§ Short task:
Output every entry exactly as given.
+++
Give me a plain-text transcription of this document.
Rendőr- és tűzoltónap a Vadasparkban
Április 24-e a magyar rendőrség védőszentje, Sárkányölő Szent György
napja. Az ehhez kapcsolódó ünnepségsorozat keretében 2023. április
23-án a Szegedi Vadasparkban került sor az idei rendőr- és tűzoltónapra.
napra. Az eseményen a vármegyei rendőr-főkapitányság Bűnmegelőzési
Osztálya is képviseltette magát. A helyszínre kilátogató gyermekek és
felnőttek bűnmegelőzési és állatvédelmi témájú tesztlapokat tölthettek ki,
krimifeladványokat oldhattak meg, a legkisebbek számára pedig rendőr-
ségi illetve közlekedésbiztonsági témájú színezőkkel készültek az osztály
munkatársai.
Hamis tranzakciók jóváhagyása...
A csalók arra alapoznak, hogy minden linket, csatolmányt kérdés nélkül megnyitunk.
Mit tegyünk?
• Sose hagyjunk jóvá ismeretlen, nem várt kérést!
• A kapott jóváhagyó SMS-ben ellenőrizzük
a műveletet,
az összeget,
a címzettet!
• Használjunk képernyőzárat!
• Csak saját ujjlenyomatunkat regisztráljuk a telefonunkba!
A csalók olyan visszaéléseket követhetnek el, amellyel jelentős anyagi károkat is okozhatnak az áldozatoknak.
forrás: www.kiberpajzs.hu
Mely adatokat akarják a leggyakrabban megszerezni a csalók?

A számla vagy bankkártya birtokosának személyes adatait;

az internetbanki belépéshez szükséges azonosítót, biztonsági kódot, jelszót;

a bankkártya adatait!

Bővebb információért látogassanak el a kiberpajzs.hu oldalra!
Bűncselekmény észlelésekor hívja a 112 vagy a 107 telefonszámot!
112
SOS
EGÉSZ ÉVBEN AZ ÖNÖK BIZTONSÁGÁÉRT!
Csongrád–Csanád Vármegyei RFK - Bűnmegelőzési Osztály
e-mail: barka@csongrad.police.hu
+++
§ Exercise result:
Give me a plain-text transcription of this document.
Rendőr- és tűzoltónap a Vadasparkban
Április 24-e a magyar rendőrség védőszentje, Sárkányölő Szent György
napja. Az ehhez kapcsolódó ünnepségsorozat keretében 2023. április
23-án a Szegedi Vadasparkban került sor az idei rendőr- és tűzoltónapra.
napra. Az eseményen a vármegyei rendőr-főkapitányság Bűnmegelőzési
Osztálya is képviseltette magát. A helyszínre kilátogató gyermekek és
felnőttek bűnmegelőzési és állatvédelmi témájú tesztlapokat tölthettek ki,
krimifeladványokat oldhattak meg, a legkisebbek számára pedig rendőr-
ségi illetve közlekedésbiztonsági témájú színezőkkel készültek az osztály
munkatársai.
Hamis tranzakciók jóváhagyása...
A csalók arra alapoznak, hogy minden linket, csatolmányt kérdés nélkül megnyitunk.
Mit tegyünk?
• Sose hagyjunk jóvá ismeretlen, nem várt kérést!
• A kapott jóváhagyó SMS-ben ellenőrizzük
a műveletet,
az összeget,
a címzettet!
• Használjunk képernyőzárat!
• Csak saját ujjlenyomatunkat regisztráljuk a telefonunkba!
A csalók olyan visszaéléseket követhetnek el, amellyel jelentős anyagi károkat is okozhatnak az áldozatoknak.
forrás: www.kiberpajzs.hu
Mely adatokat akarják a leggyakrabban megszerezni a csalók?

A számla vagy bankkártya birtokosának személyes adatait;

az internetbanki belépéshez szükséges azonosítót, biztonsági kódot, jelszót;

a bankkártya adatait!

Bővebb információért látogassanak el a kiberpajzs.hu oldalra!
Bűncselekmény észlelésekor hívja a 112 vagy a 107 telefonszámot!
112
SOS
EGÉSZ ÉVBEN AZ ÖNÖK BIZTONSÁGÁÉRT!
Csongrád–Csanád Vármegyei RFK - Bűnmegelőzési Osztály
e-mail: barka@csongrad.police.hu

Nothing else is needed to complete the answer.